| THE PROBLEM |
Your task is to copy the material exactly.

_ _ _

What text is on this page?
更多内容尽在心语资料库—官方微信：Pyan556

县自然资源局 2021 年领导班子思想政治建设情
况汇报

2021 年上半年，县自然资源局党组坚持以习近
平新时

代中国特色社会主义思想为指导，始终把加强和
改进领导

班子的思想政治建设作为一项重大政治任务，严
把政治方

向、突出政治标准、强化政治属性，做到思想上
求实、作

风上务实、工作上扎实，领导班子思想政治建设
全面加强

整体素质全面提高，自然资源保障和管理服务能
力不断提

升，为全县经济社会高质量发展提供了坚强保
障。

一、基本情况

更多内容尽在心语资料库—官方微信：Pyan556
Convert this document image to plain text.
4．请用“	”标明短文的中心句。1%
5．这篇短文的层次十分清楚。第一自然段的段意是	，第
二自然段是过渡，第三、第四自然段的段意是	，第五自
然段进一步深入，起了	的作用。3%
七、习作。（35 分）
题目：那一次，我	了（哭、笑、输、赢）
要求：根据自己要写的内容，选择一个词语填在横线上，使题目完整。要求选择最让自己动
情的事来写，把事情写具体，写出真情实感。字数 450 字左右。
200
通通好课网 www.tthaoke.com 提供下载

_ _ _

| OUTPUT FOR THIS TASK |
What text is on this page?
更多内容尽在心语资料库—官方微信：Pyan556

县自然资源局 2021 年领导班子思想政治建设情
况汇报

2021 年上半年，县自然资源局党组坚持以习近
平新时

代中国特色社会主义思想为指导，始终把加强和
改进领导

班子的思想政治建设作为一项重大政治任务，严
把政治方

向、突出政治标准、强化政治属性，做到思想上
求实、作

风上务实、工作上扎实，领导班子思想政治建设
全面加强

整体素质全面提高，自然资源保障和管理服务能
力不断提

升，为全县经济社会高质量发展提供了坚强保
障。

一、基本情况

更多内容尽在心语资料库—官方微信：Pyan556
Convert this document image to plain text.
4．请用“	”标明短文的中心句。1%
5．这篇短文的层次十分清楚。第一自然段的段意是	，第
二自然段是过渡，第三、第四自然段的段意是	，第五自
然段进一步深入，起了	的作用。3%
七、习作。（35 分）
题目：那一次，我	了（哭、笑、输、赢）
要求：根据自己要写的内容，选择一个词语填在横线上，使题目完整。要求选择最让自己动
情的事来写，把事情写具体，写出真情实感。字数 450 字左右。
200
通通好课网 www.tthaoke.com 提供下载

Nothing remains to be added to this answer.